Wherever "Advanced" appears in a line, copy that line.

═════ Provided data ═════

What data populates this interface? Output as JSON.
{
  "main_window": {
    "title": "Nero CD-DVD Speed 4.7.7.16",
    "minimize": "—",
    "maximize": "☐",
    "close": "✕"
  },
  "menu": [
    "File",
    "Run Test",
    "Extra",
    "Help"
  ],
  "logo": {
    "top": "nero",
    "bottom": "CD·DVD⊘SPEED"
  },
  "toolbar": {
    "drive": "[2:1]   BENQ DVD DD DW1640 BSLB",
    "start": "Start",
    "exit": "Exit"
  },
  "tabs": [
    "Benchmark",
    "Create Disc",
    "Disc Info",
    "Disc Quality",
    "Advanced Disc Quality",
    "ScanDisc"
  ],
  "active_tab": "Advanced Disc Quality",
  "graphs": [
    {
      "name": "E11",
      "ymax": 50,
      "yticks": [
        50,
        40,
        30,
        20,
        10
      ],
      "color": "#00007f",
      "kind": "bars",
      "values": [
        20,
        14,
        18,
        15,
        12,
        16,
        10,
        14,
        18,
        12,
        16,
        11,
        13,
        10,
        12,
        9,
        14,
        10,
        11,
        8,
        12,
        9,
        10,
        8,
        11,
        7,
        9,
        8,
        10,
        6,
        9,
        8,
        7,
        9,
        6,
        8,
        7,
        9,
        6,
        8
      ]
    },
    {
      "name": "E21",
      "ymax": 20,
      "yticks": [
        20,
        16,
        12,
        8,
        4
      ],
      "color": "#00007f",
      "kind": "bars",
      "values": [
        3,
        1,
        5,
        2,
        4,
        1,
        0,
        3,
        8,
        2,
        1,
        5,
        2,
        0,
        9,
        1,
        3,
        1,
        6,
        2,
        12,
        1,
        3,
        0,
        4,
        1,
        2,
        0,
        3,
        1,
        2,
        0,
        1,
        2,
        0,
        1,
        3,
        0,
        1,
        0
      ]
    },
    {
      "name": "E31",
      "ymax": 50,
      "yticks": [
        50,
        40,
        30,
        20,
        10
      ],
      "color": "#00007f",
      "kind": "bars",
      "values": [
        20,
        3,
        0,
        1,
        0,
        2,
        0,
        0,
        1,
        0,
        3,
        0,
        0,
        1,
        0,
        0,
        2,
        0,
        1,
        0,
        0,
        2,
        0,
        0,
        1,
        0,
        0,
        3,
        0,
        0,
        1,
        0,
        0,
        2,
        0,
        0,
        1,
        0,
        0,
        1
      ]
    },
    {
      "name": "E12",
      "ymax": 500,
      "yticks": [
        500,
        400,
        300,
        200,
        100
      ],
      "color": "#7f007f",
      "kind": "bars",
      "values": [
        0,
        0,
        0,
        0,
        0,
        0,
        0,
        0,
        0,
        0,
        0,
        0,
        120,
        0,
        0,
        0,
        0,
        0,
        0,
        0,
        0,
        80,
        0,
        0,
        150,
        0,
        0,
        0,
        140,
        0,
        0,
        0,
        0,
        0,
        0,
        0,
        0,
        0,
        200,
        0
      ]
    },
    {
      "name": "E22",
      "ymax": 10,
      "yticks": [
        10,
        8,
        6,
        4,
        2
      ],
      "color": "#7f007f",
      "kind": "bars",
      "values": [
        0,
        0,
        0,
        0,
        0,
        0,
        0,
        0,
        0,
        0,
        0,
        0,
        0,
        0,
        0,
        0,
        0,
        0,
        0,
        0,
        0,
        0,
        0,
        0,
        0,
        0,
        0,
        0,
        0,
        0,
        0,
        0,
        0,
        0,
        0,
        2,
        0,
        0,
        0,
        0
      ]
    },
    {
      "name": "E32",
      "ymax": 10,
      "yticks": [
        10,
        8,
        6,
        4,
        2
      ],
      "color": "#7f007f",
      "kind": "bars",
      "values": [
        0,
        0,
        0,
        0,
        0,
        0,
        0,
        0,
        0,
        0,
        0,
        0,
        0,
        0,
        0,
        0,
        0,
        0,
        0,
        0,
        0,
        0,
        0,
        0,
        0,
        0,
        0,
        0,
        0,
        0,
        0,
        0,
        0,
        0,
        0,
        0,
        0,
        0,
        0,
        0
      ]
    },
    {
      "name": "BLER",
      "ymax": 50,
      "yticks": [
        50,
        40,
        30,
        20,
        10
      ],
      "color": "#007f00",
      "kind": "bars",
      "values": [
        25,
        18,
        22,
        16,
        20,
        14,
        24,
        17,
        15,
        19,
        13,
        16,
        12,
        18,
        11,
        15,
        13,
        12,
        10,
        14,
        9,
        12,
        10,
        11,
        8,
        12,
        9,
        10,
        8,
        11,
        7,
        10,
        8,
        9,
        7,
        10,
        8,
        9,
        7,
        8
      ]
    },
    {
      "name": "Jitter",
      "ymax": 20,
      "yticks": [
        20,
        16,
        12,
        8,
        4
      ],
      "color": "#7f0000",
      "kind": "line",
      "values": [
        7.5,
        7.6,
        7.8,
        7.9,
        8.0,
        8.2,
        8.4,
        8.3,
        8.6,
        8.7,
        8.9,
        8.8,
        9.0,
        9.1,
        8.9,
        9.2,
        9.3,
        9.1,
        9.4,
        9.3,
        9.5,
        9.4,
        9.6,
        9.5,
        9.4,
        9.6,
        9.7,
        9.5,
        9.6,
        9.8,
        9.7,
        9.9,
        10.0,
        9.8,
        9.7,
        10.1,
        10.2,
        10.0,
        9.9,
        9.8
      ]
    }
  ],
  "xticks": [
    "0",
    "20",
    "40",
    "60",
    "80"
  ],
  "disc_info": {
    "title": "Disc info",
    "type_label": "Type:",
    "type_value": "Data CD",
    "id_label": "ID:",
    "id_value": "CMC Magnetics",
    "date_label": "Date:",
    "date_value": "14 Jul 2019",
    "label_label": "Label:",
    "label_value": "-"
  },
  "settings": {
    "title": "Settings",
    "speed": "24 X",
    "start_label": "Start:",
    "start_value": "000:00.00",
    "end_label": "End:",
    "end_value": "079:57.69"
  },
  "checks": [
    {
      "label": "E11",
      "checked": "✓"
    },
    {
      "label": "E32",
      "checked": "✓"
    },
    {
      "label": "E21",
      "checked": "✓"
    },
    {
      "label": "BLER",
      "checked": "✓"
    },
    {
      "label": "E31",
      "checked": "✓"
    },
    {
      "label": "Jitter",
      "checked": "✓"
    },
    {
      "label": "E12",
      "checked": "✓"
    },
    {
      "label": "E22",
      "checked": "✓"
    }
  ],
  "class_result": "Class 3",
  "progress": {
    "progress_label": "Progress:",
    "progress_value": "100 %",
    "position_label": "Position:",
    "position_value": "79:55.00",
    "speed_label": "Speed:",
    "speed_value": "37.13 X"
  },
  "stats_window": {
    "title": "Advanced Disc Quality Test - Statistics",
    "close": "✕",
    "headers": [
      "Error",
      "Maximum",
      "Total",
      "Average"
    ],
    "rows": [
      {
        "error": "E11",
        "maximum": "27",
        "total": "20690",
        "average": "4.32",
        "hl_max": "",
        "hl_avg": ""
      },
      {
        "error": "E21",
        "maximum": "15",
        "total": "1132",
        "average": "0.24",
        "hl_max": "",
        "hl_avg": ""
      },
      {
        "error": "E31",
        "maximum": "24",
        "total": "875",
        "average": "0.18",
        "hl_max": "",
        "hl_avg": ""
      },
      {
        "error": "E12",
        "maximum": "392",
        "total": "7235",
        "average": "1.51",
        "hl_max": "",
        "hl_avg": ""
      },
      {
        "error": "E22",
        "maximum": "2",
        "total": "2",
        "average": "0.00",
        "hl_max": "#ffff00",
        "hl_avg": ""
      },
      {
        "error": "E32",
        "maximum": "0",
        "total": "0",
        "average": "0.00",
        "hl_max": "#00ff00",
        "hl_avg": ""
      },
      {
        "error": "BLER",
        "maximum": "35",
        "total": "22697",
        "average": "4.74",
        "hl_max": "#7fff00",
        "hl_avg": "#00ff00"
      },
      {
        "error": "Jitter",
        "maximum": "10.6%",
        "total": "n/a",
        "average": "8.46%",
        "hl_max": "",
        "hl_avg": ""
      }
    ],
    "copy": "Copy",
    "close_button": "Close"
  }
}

═════

Exercise response
    "Advanced Disc Quality",
  "active_tab": "Advanced Disc Quality",
    "title": "Advanced Disc Quality Test - Statistics",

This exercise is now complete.